▶ Problem to work on
The output should consist solely of the line containing "Give me the" and the lines that follow it through the end of the data below.

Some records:
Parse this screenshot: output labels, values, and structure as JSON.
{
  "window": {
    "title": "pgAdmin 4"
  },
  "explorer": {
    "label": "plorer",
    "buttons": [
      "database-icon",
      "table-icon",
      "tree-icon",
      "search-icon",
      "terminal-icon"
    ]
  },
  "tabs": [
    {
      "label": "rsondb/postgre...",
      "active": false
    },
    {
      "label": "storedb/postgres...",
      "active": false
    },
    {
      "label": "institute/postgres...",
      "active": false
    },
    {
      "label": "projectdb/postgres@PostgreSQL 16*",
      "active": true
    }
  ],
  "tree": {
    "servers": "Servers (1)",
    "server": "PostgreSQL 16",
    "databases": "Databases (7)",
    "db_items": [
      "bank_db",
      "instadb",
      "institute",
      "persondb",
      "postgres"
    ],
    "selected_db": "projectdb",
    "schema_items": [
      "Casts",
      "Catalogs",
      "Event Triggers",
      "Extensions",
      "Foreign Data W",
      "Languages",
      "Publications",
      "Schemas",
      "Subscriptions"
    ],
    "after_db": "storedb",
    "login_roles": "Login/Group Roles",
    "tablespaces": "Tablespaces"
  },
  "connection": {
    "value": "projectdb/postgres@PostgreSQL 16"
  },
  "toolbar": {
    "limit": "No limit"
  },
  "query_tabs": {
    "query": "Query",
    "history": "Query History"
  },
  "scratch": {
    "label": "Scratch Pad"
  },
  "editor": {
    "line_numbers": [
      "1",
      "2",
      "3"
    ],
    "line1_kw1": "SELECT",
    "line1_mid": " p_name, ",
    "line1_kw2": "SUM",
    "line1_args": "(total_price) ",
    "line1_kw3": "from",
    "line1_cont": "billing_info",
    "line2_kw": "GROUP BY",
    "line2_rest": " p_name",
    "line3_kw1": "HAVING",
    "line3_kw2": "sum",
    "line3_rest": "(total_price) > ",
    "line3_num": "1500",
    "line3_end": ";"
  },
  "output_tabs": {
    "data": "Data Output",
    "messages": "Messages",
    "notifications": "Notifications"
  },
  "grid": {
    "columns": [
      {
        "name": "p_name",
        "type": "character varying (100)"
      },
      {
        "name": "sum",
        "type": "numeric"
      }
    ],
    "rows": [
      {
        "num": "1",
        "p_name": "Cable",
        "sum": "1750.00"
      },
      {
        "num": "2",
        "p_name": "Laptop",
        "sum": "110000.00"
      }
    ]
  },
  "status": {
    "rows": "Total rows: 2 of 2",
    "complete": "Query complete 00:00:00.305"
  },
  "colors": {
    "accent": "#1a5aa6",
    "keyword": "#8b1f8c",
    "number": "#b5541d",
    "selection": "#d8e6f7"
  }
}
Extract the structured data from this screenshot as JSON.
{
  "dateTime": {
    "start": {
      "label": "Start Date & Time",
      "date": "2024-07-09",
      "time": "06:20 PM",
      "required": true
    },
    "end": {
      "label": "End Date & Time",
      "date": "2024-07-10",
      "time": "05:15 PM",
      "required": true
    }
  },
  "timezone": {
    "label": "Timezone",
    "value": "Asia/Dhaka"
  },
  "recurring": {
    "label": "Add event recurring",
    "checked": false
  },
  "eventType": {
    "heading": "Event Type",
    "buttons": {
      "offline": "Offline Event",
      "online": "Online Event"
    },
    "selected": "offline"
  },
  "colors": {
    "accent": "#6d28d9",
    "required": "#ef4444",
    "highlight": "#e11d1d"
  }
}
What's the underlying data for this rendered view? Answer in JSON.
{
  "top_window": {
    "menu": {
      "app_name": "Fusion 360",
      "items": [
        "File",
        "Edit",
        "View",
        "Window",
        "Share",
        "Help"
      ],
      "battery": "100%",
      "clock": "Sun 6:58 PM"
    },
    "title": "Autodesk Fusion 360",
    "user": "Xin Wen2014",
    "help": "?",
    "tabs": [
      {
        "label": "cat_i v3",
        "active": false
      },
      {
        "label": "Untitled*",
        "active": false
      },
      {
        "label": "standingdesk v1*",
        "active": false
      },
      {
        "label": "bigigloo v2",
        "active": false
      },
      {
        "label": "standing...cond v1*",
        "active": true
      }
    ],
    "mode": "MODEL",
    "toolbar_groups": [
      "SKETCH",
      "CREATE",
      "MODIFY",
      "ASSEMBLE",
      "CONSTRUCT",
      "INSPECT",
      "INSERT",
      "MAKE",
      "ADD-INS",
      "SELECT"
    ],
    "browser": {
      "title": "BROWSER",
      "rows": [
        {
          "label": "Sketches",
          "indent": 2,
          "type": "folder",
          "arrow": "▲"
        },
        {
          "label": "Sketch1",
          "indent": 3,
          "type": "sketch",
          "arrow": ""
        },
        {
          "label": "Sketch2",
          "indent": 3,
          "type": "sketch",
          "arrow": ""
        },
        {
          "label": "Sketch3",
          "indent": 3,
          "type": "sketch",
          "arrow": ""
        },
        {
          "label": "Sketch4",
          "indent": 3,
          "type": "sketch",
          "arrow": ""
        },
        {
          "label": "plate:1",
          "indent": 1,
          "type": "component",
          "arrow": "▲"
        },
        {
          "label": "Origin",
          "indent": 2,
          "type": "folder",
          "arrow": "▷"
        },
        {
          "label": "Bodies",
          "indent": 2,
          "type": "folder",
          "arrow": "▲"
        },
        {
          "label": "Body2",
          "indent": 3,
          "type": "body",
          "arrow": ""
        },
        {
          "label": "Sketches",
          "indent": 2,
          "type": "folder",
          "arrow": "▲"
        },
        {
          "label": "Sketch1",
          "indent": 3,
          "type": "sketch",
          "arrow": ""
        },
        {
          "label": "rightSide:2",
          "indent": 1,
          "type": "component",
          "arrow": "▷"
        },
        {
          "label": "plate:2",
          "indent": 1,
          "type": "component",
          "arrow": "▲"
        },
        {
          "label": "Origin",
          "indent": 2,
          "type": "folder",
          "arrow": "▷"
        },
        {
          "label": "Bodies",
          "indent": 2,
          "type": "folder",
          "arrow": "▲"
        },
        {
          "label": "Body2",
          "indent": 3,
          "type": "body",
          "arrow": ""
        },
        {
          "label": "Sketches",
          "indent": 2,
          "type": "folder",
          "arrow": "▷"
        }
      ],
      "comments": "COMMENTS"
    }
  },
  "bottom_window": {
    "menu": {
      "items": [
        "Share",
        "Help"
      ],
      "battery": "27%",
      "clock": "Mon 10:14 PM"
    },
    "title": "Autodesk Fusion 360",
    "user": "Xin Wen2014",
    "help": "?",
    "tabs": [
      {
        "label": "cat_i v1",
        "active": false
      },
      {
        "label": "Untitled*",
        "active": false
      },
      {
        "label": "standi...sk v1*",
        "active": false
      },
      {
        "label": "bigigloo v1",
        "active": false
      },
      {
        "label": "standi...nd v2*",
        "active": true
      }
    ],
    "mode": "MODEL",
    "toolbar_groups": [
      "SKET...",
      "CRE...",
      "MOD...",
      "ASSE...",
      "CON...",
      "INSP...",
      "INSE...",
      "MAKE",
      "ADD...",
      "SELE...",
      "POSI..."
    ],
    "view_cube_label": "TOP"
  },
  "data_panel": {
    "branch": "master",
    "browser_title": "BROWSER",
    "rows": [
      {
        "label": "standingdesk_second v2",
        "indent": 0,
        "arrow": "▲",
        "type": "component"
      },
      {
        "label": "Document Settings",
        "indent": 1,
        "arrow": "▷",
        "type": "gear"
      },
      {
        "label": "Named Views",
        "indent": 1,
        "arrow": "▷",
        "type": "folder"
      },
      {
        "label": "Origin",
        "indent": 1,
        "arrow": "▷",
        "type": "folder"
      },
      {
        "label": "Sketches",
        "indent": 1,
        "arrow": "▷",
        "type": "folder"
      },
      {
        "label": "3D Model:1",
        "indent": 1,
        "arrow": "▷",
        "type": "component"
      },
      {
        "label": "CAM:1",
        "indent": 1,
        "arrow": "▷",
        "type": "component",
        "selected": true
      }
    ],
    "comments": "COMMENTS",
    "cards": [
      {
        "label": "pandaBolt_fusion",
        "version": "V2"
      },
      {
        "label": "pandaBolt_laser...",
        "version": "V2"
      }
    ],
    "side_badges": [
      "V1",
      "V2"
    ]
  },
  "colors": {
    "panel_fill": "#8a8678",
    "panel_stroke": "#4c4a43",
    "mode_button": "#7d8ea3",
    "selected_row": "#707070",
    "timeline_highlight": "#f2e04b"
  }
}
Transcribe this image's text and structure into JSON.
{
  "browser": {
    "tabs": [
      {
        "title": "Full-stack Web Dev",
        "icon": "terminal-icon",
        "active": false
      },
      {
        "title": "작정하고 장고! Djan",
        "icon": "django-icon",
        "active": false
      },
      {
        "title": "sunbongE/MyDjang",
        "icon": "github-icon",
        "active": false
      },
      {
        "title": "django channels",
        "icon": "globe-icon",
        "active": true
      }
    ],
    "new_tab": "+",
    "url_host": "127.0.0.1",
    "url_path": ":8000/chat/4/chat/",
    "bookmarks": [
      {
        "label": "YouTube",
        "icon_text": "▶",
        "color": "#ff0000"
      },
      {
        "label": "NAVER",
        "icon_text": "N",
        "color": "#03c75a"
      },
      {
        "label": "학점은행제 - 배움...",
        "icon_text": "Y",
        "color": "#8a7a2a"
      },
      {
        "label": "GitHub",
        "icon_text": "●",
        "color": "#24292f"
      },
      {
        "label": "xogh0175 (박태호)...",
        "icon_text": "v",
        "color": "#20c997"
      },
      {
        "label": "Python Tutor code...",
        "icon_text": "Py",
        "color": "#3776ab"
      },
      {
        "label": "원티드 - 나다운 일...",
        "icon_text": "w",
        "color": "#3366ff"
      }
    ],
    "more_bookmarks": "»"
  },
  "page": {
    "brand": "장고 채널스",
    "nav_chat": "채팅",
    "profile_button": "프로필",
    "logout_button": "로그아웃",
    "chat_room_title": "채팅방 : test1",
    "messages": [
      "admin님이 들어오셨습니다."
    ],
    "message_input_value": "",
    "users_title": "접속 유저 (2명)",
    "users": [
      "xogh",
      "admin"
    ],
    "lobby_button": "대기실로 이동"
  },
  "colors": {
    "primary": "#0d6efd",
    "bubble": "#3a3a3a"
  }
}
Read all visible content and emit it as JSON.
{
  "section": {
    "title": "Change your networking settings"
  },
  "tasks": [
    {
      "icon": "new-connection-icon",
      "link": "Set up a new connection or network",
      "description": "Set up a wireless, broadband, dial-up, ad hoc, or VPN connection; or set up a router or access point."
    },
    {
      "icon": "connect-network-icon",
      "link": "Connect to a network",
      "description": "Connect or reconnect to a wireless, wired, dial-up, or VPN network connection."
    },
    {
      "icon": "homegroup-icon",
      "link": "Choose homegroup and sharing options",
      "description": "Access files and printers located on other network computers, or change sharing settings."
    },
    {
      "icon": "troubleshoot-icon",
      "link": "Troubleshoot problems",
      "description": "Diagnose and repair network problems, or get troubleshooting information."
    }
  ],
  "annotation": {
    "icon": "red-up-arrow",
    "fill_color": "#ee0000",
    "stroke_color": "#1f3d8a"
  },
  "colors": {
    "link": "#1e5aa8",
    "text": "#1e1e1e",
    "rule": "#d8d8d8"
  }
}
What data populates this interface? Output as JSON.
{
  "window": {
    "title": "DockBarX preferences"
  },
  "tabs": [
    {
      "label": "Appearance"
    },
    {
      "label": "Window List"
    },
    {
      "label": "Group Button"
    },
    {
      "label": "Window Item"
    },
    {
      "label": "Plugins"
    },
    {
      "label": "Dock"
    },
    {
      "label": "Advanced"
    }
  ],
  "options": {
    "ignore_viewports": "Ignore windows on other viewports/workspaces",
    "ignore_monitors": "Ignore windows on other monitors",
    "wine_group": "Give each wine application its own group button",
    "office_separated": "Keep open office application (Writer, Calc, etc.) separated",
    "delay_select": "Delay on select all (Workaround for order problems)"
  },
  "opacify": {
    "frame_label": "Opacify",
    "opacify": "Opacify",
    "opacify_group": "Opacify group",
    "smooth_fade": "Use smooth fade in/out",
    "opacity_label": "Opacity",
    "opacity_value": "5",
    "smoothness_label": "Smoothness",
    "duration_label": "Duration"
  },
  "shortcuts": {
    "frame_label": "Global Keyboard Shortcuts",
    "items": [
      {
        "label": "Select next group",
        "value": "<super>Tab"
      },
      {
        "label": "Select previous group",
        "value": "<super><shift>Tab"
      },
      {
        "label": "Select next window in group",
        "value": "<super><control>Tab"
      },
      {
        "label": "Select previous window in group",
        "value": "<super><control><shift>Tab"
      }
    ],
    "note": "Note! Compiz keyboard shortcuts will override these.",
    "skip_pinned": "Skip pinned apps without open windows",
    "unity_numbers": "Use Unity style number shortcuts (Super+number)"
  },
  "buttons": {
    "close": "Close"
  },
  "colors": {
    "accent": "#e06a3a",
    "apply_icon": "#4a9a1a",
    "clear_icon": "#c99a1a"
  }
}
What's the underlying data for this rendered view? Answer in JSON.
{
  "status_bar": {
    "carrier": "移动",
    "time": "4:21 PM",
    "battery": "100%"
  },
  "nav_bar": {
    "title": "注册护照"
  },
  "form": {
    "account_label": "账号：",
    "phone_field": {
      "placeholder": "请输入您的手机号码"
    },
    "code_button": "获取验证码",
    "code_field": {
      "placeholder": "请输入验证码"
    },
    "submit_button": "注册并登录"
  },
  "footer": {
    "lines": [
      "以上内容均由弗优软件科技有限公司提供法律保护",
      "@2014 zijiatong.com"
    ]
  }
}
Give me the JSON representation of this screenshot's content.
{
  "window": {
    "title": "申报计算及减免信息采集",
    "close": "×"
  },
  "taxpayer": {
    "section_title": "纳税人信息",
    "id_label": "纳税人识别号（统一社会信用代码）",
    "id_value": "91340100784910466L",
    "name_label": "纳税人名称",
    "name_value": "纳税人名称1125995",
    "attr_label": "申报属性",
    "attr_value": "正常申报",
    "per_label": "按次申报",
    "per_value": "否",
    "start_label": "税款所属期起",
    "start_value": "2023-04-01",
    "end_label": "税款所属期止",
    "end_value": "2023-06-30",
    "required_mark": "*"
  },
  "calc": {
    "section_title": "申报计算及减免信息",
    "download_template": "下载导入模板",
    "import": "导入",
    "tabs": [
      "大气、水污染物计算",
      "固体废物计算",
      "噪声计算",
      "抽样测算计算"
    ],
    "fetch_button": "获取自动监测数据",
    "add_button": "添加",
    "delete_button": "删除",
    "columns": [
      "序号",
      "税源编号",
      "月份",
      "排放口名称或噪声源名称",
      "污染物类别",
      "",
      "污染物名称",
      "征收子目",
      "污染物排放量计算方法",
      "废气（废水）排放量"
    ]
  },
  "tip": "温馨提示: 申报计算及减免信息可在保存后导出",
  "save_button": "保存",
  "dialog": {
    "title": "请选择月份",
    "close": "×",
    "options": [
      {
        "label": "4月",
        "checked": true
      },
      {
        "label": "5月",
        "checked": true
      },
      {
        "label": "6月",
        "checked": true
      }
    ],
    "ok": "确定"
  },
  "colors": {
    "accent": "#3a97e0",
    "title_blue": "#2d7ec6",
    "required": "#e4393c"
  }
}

▶ Right answer
Give me the JSON representation of this screenshot's content.
{
  "window": {
    "title": "申报计算及减免信息采集",
    "close": "×"
  },
  "taxpayer": {
    "section_title": "纳税人信息",
    "id_label": "纳税人识别号（统一社会信用代码）",
    "id_value": "91340100784910466L",
    "name_label": "纳税人名称",
    "name_value": "纳税人名称1125995",
    "attr_label": "申报属性",
    "attr_value": "正常申报",
    "per_label": "按次申报",
    "per_value": "否",
    "start_label": "税款所属期起",
    "start_value": "2023-04-01",
    "end_label": "税款所属期止",
    "end_value": "2023-06-30",
    "required_mark": "*"
  },
  "calc": {
    "section_title": "申报计算及减免信息",
    "download_template": "下载导入模板",
    "import": "导入",
    "tabs": [
      "大气、水污染物计算",
      "固体废物计算",
      "噪声计算",
      "抽样测算计算"
    ],
    "fetch_button": "获取自动监测数据",
    "add_button": "添加",
    "delete_button": "删除",
    "columns": [
      "序号",
      "税源编号",
      "月份",
      "排放口名称或噪声源名称",
      "污染物类别",
      "",
      "污染物名称",
      "征收子目",
      "污染物排放量计算方法",
      "废气（废水）排放量"
    ]
  },
  "tip": "温馨提示: 申报计算及减免信息可在保存后导出",
  "save_button": "保存",
  "dialog": {
    "title": "请选择月份",
    "close": "×",
    "options": [
      {
        "label": "4月",
        "checked": true
      },
      {
        "label": "5月",
        "checked": true
      },
      {
        "label": "6月",
        "checked": true
      }
    ],
    "ok": "确定"
  },
  "colors": {
    "accent": "#3a97e0",
    "title_blue": "#2d7ec6",
    "required": "#e4393c"
  }
}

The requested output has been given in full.